◆ **What is required**:
Leave out the pictures and restate the rest of the data exactly.

◆ **Input for this task**:
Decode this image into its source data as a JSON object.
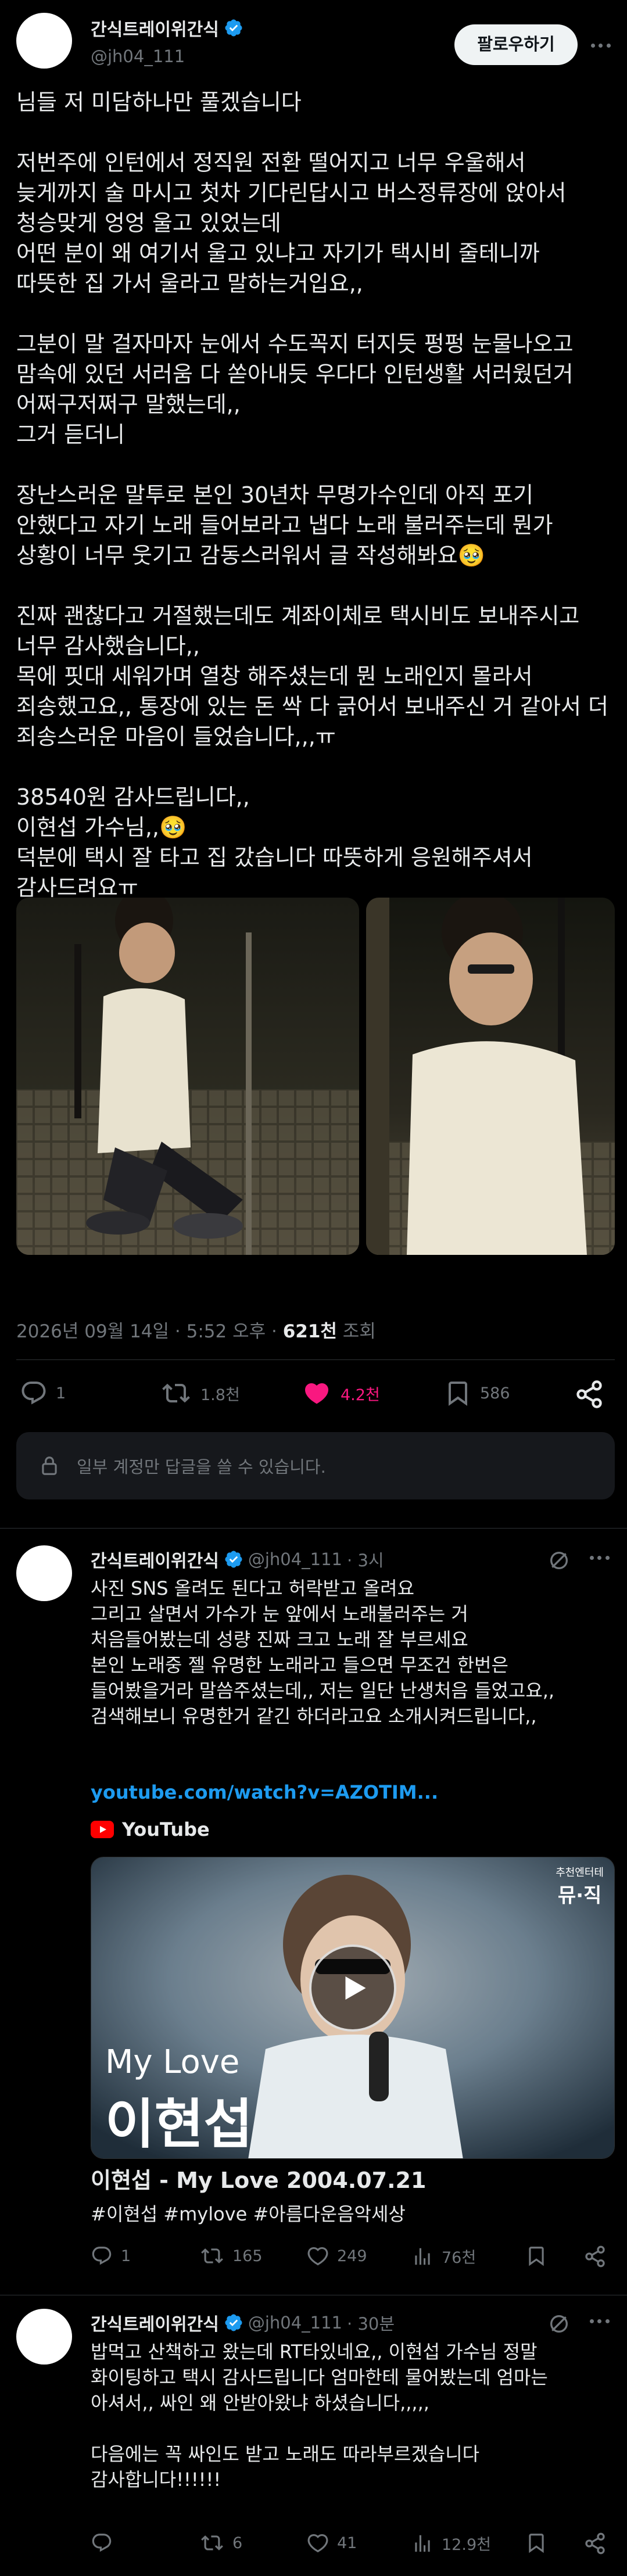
{
  "author": {
    "display_name": "간식트레이위간식",
    "handle": "@jh04_111",
    "follow_label": "팔로우하기"
  },
  "post": {
    "text": "님들 저 미담하나만 풀겠습니다\n\n저번주에 인턴에서 정직원 전환 떨어지고 너무 우울해서\n늦게까지 술 마시고 첫차 기다린답시고 버스정류장에 앉아서\n청승맞게 엉엉 울고 있었는데\n어떤 분이 왜 여기서 울고 있냐고 자기가 택시비 줄테니까\n따뜻한 집 가서 울라고 말하는거입요,,\n\n그분이 말 걸자마자 눈에서 수도꼭지 터지듯 펑펑 눈물나오고\n맘속에 있던 서러움 다 쏟아내듯 우다다 인턴생활 서러웠던거\n어쩌구저쩌구 말했는데,,\n그거 듣더니\n\n장난스러운 말투로 본인 30년차 무명가수인데 아직 포기\n안했다고 자기 노래 들어보라고 냅다 노래 불러주는데 뭔가\n상황이 너무 웃기고 감동스러워서 글 작성해봐요🥹\n\n진짜 괜찮다고 거절했는데도 계좌이체로 택시비도 보내주시고\n너무 감사했습니다,,\n목에 핏대 세워가며 열창 해주셨는데 뭔 노래인지 몰라서\n죄송했고요,, 통장에 있는 돈 싹 다 긁어서 보내주신 거 같아서 더\n죄송스러운 마음이 들었습니다,,,ㅠ\n\n38540원 감사드립니다,,\n이현섭 가수님,,🥹\n덕분에 택시 잘 타고 집 갔습니다 따뜻하게 응원해주셔서\n감사드려요ㅠ",
    "date": "2026년 09월 14일 · 5:52 오후 · ",
    "views": "621천",
    "views_label": " 조회",
    "replies": "1",
    "reposts": "1.8천",
    "likes": "4.2천",
    "bookmarks": "586",
    "reply_notice": "일부 계정만 답글을 쓸 수 있습니다."
  },
  "replies": [
    {
      "display_name": "간식트레이위간식",
      "handle": "@jh04_111",
      "time": "· 3시",
      "text": "사진 SNS 올려도 된다고 허락받고 올려요\n그리고 살면서 가수가 눈 앞에서 노래불러주는 거\n처음들어봤는데 성량 진짜 크고 노래 잘 부르세요\n본인 노래중 젤 유명한 노래라고 들으면 무조건 한번은\n들어봤을거라 말씀주셨는데,, 저는 일단 난생처음 들었고요,,\n검색해보니 유명한거 같긴 하더라고요 소개시켜드립니다,,",
      "link": "youtube.com/watch?v=AZOTIM...",
      "yt_label": "YouTube",
      "card_overlay_small": "My Love",
      "card_overlay_big": "이현섭",
      "card_badge_top": "추천엔터테",
      "card_badge_bottom": "뮤·직",
      "card_title": "이현섭 - My Love 2004.07.21",
      "hashtags": "#이현섭 #mylove #아름다운음악세상",
      "replies": "1",
      "reposts": "165",
      "likes": "249",
      "views": "76천"
    },
    {
      "display_name": "간식트레이위간식",
      "handle": "@jh04_111",
      "time": "· 30분",
      "text": "밥먹고 산책하고 왔는데 RT타있네요,, 이현섭 가수님 정말\n화이팅하고 택시 감사드립니다 엄마한테 물어봤는데 엄마는\n아셔서,, 싸인 왜 안받아왔냐 하셨습니다,,,,,\n\n다음에는 꼭 싸인도 받고 노래도 따라부르겠습니다\n감사합니다!!!!!!",
      "replies": "",
      "reposts": "6",
      "likes": "41",
      "views": "12.9천"
    }
  ],
  "colors": {
    "background": "#000000",
    "text": "#e7e9ea",
    "muted": "#71767b",
    "like": "#f91880",
    "link": "#1d9bf0",
    "verified": "#1d9bf0"
  }
}
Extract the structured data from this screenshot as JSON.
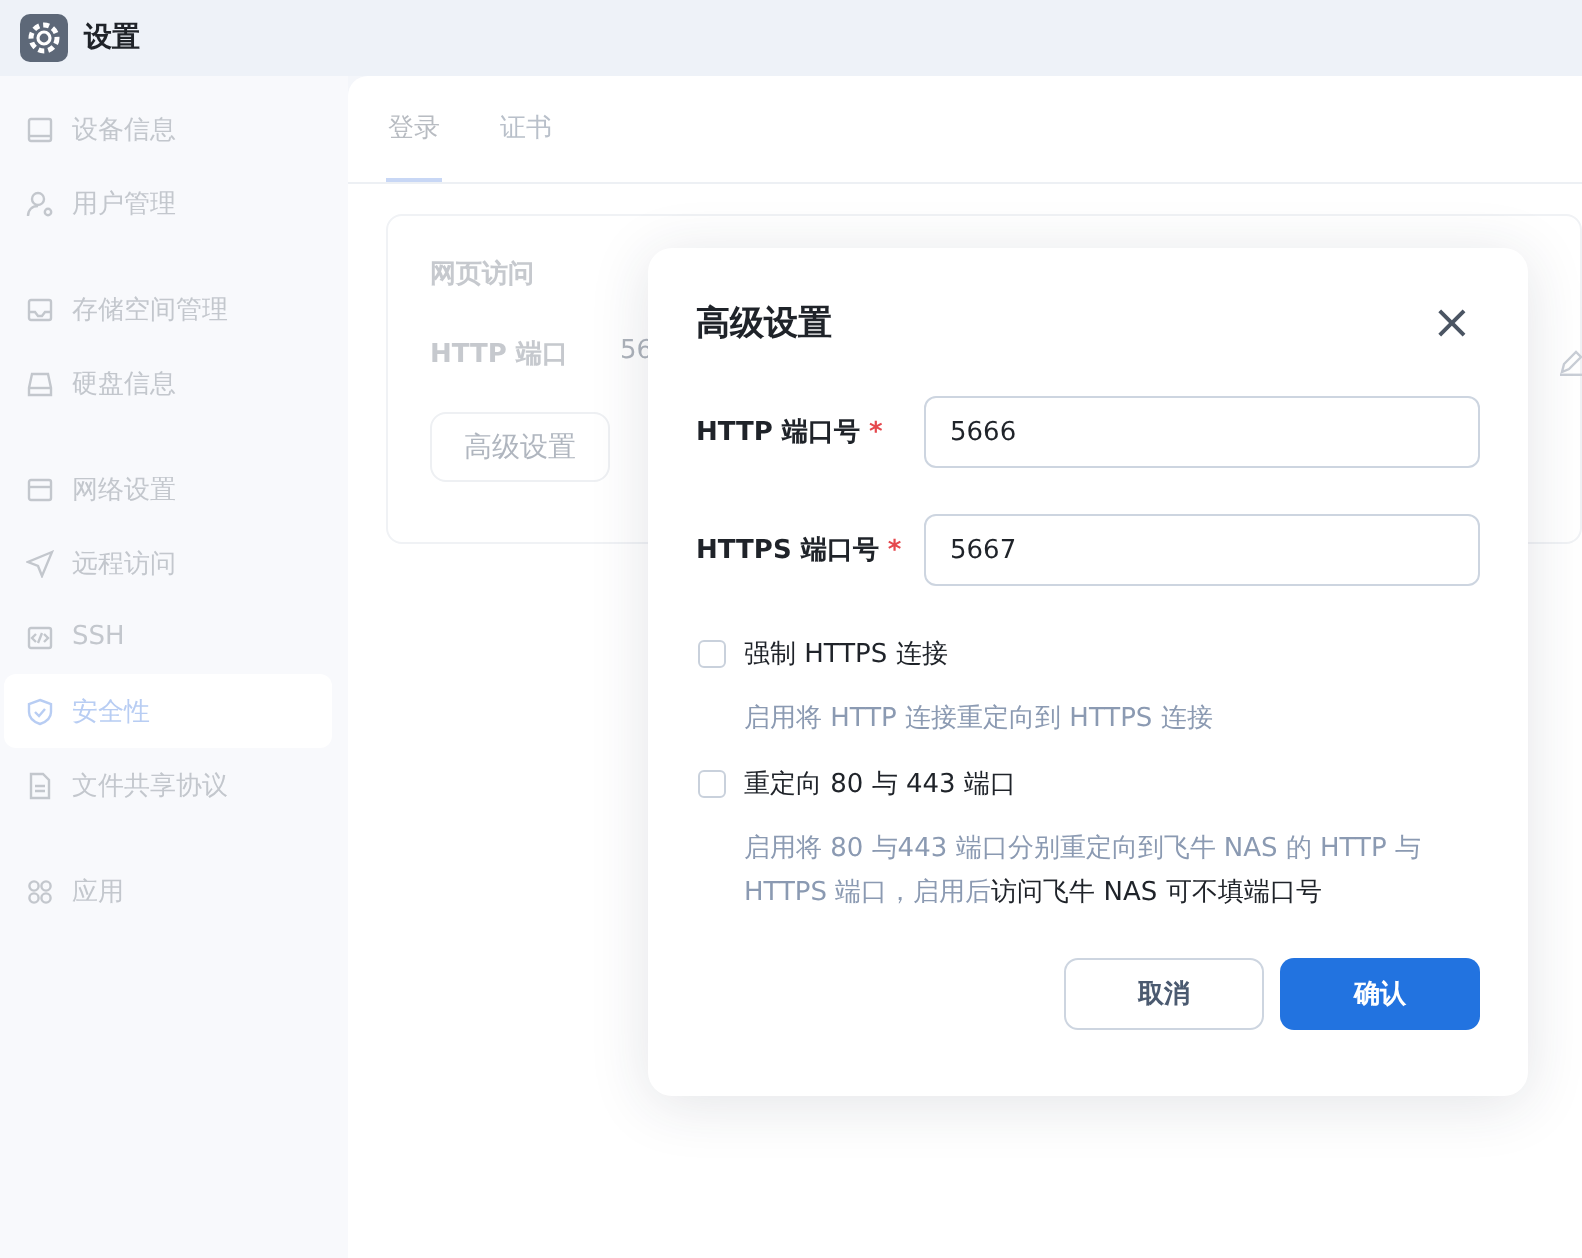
{
  "window": {
    "title": "设置"
  },
  "sidebar": {
    "groups": [
      {
        "items": [
          {
            "label": "设备信息",
            "kind": "device",
            "selected": false
          },
          {
            "label": "用户管理",
            "kind": "user",
            "selected": false
          }
        ]
      },
      {
        "items": [
          {
            "label": "存储空间管理",
            "kind": "storage",
            "selected": false
          },
          {
            "label": "硬盘信息",
            "kind": "disk",
            "selected": false
          }
        ]
      },
      {
        "items": [
          {
            "label": "网络设置",
            "kind": "network",
            "selected": false
          },
          {
            "label": "远程访问",
            "kind": "send",
            "selected": false
          },
          {
            "label": "SSH",
            "kind": "code",
            "selected": false
          },
          {
            "label": "安全性",
            "kind": "shield",
            "selected": true
          },
          {
            "label": "文件共享协议",
            "kind": "file",
            "selected": false
          }
        ]
      },
      {
        "items": [
          {
            "label": "应用",
            "kind": "apps",
            "selected": false
          }
        ]
      }
    ]
  },
  "tabs": [
    {
      "label": "登录",
      "selected": true
    },
    {
      "label": "证书",
      "selected": false
    }
  ],
  "card": {
    "title": "网页访问",
    "field_label": "HTTP 端口",
    "field_value": "56",
    "button": "高级设置"
  },
  "dialog": {
    "title": "高级设置",
    "close": "×",
    "fields": [
      {
        "label": "HTTP 端口号",
        "required": "*",
        "value": "5666"
      },
      {
        "label": "HTTPS 端口号",
        "required": "*",
        "value": "5667"
      }
    ],
    "options": [
      {
        "label": "强制 HTTPS 连接",
        "checked": false,
        "hint": "启用将 HTTP 连接重定向到 HTTPS 连接"
      },
      {
        "label": "重定向 80 与 443 端口",
        "checked": false,
        "hint": "启用将 80 与443 端口分别重定向到飞牛 NAS 的 HTTP 与 HTTPS 端口，启用后",
        "hint_dark": "访问飞牛 NAS 可不填端口号"
      }
    ],
    "buttons": [
      {
        "label": "取消",
        "kind": "secondary"
      },
      {
        "label": "确认",
        "kind": "primary"
      }
    ]
  }
}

◆ **Result of the exercise**:
Decode this image into its source data as a JSON object.
{
  "author": {
    "display_name": "간식트레이위간식",
    "handle": "@jh04_111",
    "follow_label": "팔로우하기"
  },
  "post": {
    "text": "님들 저 미담하나만 풀겠습니다\n\n저번주에 인턴에서 정직원 전환 떨어지고 너무 우울해서\n늦게까지 술 마시고 첫차 기다린답시고 버스정류장에 앉아서\n청승맞게 엉엉 울고 있었는데\n어떤 분이 왜 여기서 울고 있냐고 자기가 택시비 줄테니까\n따뜻한 집 가서 울라고 말하는거입요,,\n\n그분이 말 걸자마자 눈에서 수도꼭지 터지듯 펑펑 눈물나오고\n맘속에 있던 서러움 다 쏟아내듯 우다다 인턴생활 서러웠던거\n어쩌구저쩌구 말했는데,,\n그거 듣더니\n\n장난스러운 말투로 본인 30년차 무명가수인데 아직 포기\n안했다고 자기 노래 들어보라고 냅다 노래 불러주는데 뭔가\n상황이 너무 웃기고 감동스러워서 글 작성해봐요🥹\n\n진짜 괜찮다고 거절했는데도 계좌이체로 택시비도 보내주시고\n너무 감사했습니다,,\n목에 핏대 세워가며 열창 해주셨는데 뭔 노래인지 몰라서\n죄송했고요,, 통장에 있는 돈 싹 다 긁어서 보내주신 거 같아서 더\n죄송스러운 마음이 들었습니다,,,ㅠ\n\n38540원 감사드립니다,,\n이현섭 가수님,,🥹\n덕분에 택시 잘 타고 집 갔습니다 따뜻하게 응원해주셔서\n감사드려요ㅠ",
    "date": "2026년 09월 14일 · 5:52 오후 · ",
    "views": "621천",
    "views_label": " 조회",
    "replies": "1",
    "reposts": "1.8천",
    "likes": "4.2천",
    "bookmarks": "586",
    "reply_notice": "일부 계정만 답글을 쓸 수 있습니다."
  },
  "replies": [
    {
      "display_name": "간식트레이위간식",
      "handle": "@jh04_111",
      "time": "· 3시",
      "text": "사진 SNS 올려도 된다고 허락받고 올려요\n그리고 살면서 가수가 눈 앞에서 노래불러주는 거\n처음들어봤는데 성량 진짜 크고 노래 잘 부르세요\n본인 노래중 젤 유명한 노래라고 들으면 무조건 한번은\n들어봤을거라 말씀주셨는데,, 저는 일단 난생처음 들었고요,,\n검색해보니 유명한거 같긴 하더라고요 소개시켜드립니다,,",
      "link": "youtube.com/watch?v=AZOTIM...",
      "yt_label": "YouTube",
      "card_overlay_small": "My Love",
      "card_overlay_big": "이현섭",
      "card_badge_top": "추천엔터테",
      "card_badge_bottom": "뮤·직",
      "card_title": "이현섭 - My Love 2004.07.21",
      "hashtags": "#이현섭 #mylove #아름다운음악세상",
      "replies": "1",
      "reposts": "165",
      "likes": "249",
      "views": "76천"
    },
    {
      "display_name": "간식트레이위간식",
      "handle": "@jh04_111",
      "time": "· 30분",
      "text": "밥먹고 산책하고 왔는데 RT타있네요,, 이현섭 가수님 정말\n화이팅하고 택시 감사드립니다 엄마한테 물어봤는데 엄마는\n아셔서,, 싸인 왜 안받아왔냐 하셨습니다,,,,,\n\n다음에는 꼭 싸인도 받고 노래도 따라부르겠습니다\n감사합니다!!!!!!",
      "replies": "",
      "reposts": "6",
      "likes": "41",
      "views": "12.9천"
    }
  ],
  "colors": {
    "background": "#000000",
    "text": "#e7e9ea",
    "muted": "#71767b",
    "like": "#f91880",
    "link": "#1d9bf0",
    "verified": "#1d9bf0"
  }
}
Extract the structured data from this screenshot as JSON.
{
  "window": {
    "title": "设置"
  },
  "sidebar": {
    "groups": [
      {
        "items": [
          {
            "label": "设备信息",
            "kind": "device",
            "selected": false
          },
          {
            "label": "用户管理",
            "kind": "user",
            "selected": false
          }
        ]
      },
      {
        "items": [
          {
            "label": "存储空间管理",
            "kind": "storage",
            "selected": false
          },
          {
            "label": "硬盘信息",
            "kind": "disk",
            "selected": false
          }
        ]
      },
      {
        "items": [
          {
            "label": "网络设置",
            "kind": "network",
            "selected": false
          },
          {
            "label": "远程访问",
            "kind": "send",
            "selected": false
          },
          {
            "label": "SSH",
            "kind": "code",
            "selected": false
          },
          {
            "label": "安全性",
            "kind": "shield",
            "selected": true
          },
          {
            "label": "文件共享协议",
            "kind": "file",
            "selected": false
          }
        ]
      },
      {
        "items": [
          {
            "label": "应用",
            "kind": "apps",
            "selected": false
          }
        ]
      }
    ]
  },
  "tabs": [
    {
      "label": "登录",
      "selected": true
    },
    {
      "label": "证书",
      "selected": false
    }
  ],
  "card": {
    "title": "网页访问",
    "field_label": "HTTP 端口",
    "field_value": "56",
    "button": "高级设置"
  },
  "dialog": {
    "title": "高级设置",
    "close": "×",
    "fields": [
      {
        "label": "HTTP 端口号",
        "required": "*",
        "value": "5666"
      },
      {
        "label": "HTTPS 端口号",
        "required": "*",
        "value": "5667"
      }
    ],
    "options": [
      {
        "label": "强制 HTTPS 连接",
        "checked": false,
        "hint": "启用将 HTTP 连接重定向到 HTTPS 连接"
      },
      {
        "label": "重定向 80 与 443 端口",
        "checked": false,
        "hint": "启用将 80 与443 端口分别重定向到飞牛 NAS 的 HTTP 与 HTTPS 端口，启用后",
        "hint_dark": "访问飞牛 NAS 可不填端口号"
      }
    ],
    "buttons": [
      {
        "label": "取消",
        "kind": "secondary"
      },
      {
        "label": "确认",
        "kind": "primary"
      }
    ]
  }
}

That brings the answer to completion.